====== INPUT MATERIAL

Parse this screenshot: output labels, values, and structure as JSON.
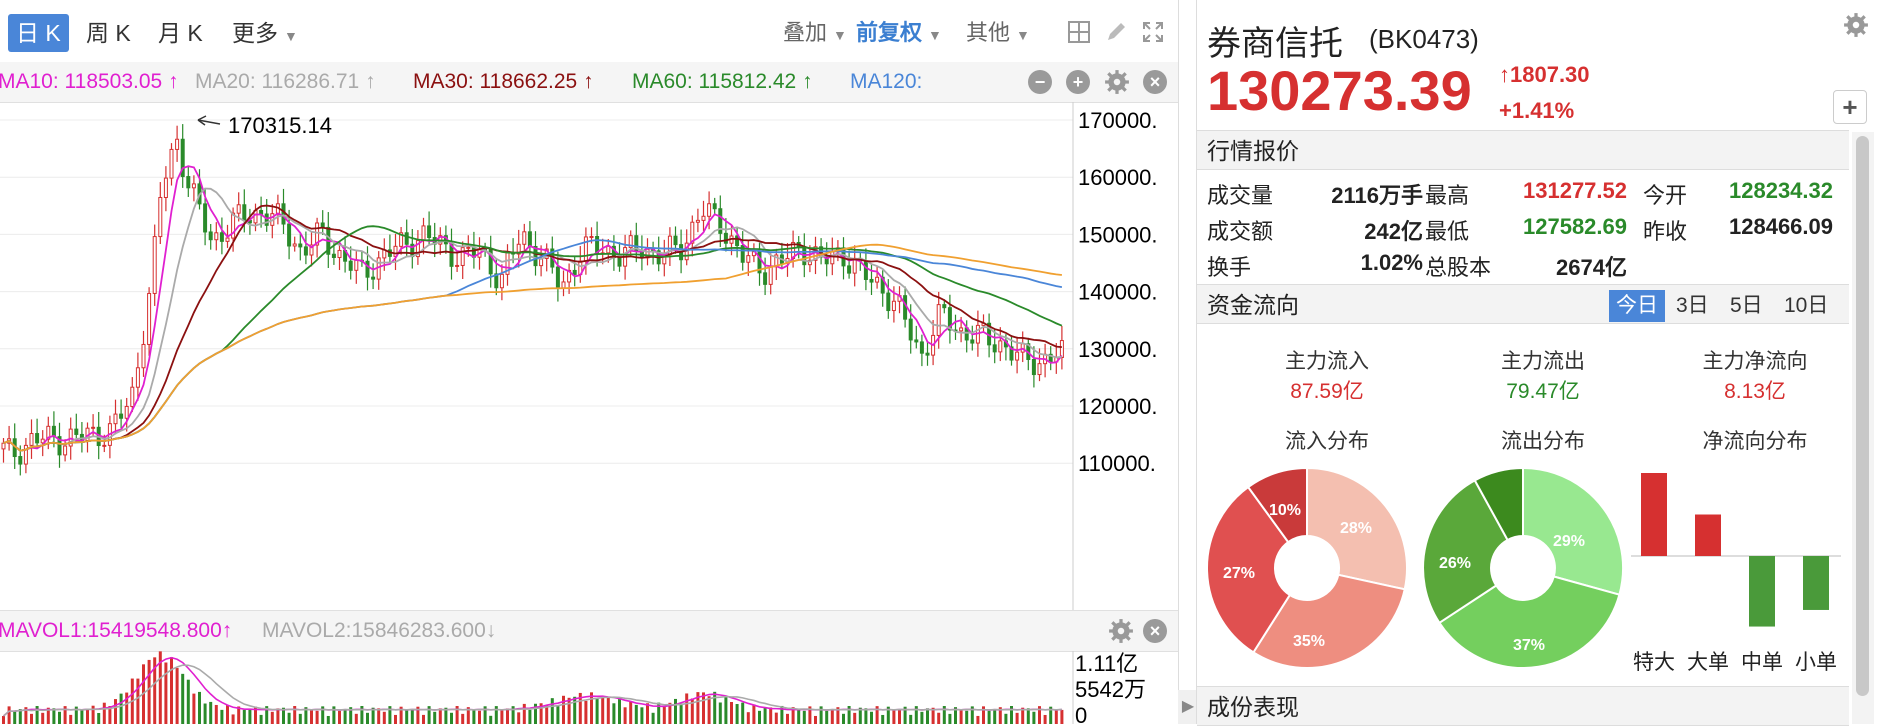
{
  "toolbar": {
    "periods": [
      "日 K",
      "周 K",
      "月 K",
      "更多"
    ],
    "overlay": "叠加",
    "adjust": "前复权",
    "other": "其他"
  },
  "ma_bar": {
    "ma10": "MA10: 118503.05 ↑",
    "ma20": "MA20: 116286.71 ↑",
    "ma30": "MA30: 118662.25 ↑",
    "ma60": "MA60: 115812.42 ↑",
    "ma120": "MA120:",
    "colors": {
      "ma10": "#e020d0",
      "ma20": "#aaaaaa",
      "ma30": "#8b1010",
      "ma60": "#2a8a2a",
      "ma120": "#4a86d8"
    }
  },
  "price_axis": [
    "170000.",
    "160000.",
    "150000.",
    "140000.",
    "130000.",
    "120000.",
    "110000."
  ],
  "peak_annotation": "170315.14",
  "vol_bar": {
    "mavol1": "MAVOL1:15419548.800↑",
    "mavol2": "MAVOL2:15846283.600↓"
  },
  "vol_axis": [
    "1.11亿",
    "5542万",
    "0"
  ],
  "stock": {
    "name": "券商信托",
    "code": "(BK0473)",
    "price": "130273.39",
    "change": "1807.30",
    "change_pct": "+1.41%"
  },
  "quote": {
    "header": "行情报价",
    "rows": [
      [
        {
          "label": "成交量",
          "value": "2116万手",
          "color": "#222"
        },
        {
          "label": "最高",
          "value": "131277.52",
          "color": "#d63030"
        },
        {
          "label": "今开",
          "value": "128234.32",
          "color": "#2a8a2a"
        }
      ],
      [
        {
          "label": "成交额",
          "value": "242亿",
          "color": "#222"
        },
        {
          "label": "最低",
          "value": "127582.69",
          "color": "#2a8a2a"
        },
        {
          "label": "昨收",
          "value": "128466.09",
          "color": "#222"
        }
      ],
      [
        {
          "label": "换手",
          "value": "1.02%",
          "color": "#222"
        },
        {
          "label": "总股本",
          "value": "2674亿",
          "color": "#222"
        }
      ]
    ]
  },
  "capital_flow": {
    "header": "资金流向",
    "tabs": [
      "今日",
      "3日",
      "5日",
      "10日"
    ],
    "main_in_label": "主力流入",
    "main_in_value": "87.59亿",
    "main_out_label": "主力流出",
    "main_out_value": "79.47亿",
    "main_net_label": "主力净流向",
    "main_net_value": "8.13亿",
    "inflow_dist_label": "流入分布",
    "outflow_dist_label": "流出分布",
    "net_dist_label": "净流向分布",
    "inflow_pcts": [
      "28%",
      "35%",
      "27%",
      "10%"
    ],
    "outflow_pcts": [
      "29%",
      "37%",
      "26%"
    ],
    "net_categories": [
      "特大",
      "大单",
      "中单",
      "小单"
    ],
    "net_values": [
      1,
      0.5,
      -0.85,
      -0.65
    ]
  },
  "components_header": "成份表现"
}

============

AIM OF THE EXERCISE: Print out the material word for word, omitting the pictures.

TASK ANSWER:
Parse this screenshot: output labels, values, and structure as JSON.
{
  "toolbar": {
    "periods": [
      "日 K",
      "周 K",
      "月 K",
      "更多"
    ],
    "overlay": "叠加",
    "adjust": "前复权",
    "other": "其他"
  },
  "ma_bar": {
    "ma10": "MA10: 118503.05 ↑",
    "ma20": "MA20: 116286.71 ↑",
    "ma30": "MA30: 118662.25 ↑",
    "ma60": "MA60: 115812.42 ↑",
    "ma120": "MA120:",
    "colors": {
      "ma10": "#e020d0",
      "ma20": "#aaaaaa",
      "ma30": "#8b1010",
      "ma60": "#2a8a2a",
      "ma120": "#4a86d8"
    }
  },
  "price_axis": [
    "170000.",
    "160000.",
    "150000.",
    "140000.",
    "130000.",
    "120000.",
    "110000."
  ],
  "peak_annotation": "170315.14",
  "vol_bar": {
    "mavol1": "MAVOL1:15419548.800↑",
    "mavol2": "MAVOL2:15846283.600↓"
  },
  "vol_axis": [
    "1.11亿",
    "5542万",
    "0"
  ],
  "stock": {
    "name": "券商信托",
    "code": "(BK0473)",
    "price": "130273.39",
    "change": "1807.30",
    "change_pct": "+1.41%"
  },
  "quote": {
    "header": "行情报价",
    "rows": [
      [
        {
          "label": "成交量",
          "value": "2116万手",
          "color": "#222"
        },
        {
          "label": "最高",
          "value": "131277.52",
          "color": "#d63030"
        },
        {
          "label": "今开",
          "value": "128234.32",
          "color": "#2a8a2a"
        }
      ],
      [
        {
          "label": "成交额",
          "value": "242亿",
          "color": "#222"
        },
        {
          "label": "最低",
          "value": "127582.69",
          "color": "#2a8a2a"
        },
        {
          "label": "昨收",
          "value": "128466.09",
          "color": "#222"
        }
      ],
      [
        {
          "label": "换手",
          "value": "1.02%",
          "color": "#222"
        },
        {
          "label": "总股本",
          "value": "2674亿",
          "color": "#222"
        }
      ]
    ]
  },
  "capital_flow": {
    "header": "资金流向",
    "tabs": [
      "今日",
      "3日",
      "5日",
      "10日"
    ],
    "main_in_label": "主力流入",
    "main_in_value": "87.59亿",
    "main_out_label": "主力流出",
    "main_out_value": "79.47亿",
    "main_net_label": "主力净流向",
    "main_net_value": "8.13亿",
    "inflow_dist_label": "流入分布",
    "outflow_dist_label": "流出分布",
    "net_dist_label": "净流向分布",
    "inflow_pcts": [
      "28%",
      "35%",
      "27%",
      "10%"
    ],
    "outflow_pcts": [
      "29%",
      "37%",
      "26%"
    ],
    "net_categories": [
      "特大",
      "大单",
      "中单",
      "小单"
    ],
    "net_values": [
      1,
      0.5,
      -0.85,
      -0.65
    ]
  },
  "components_header": "成份表现"
}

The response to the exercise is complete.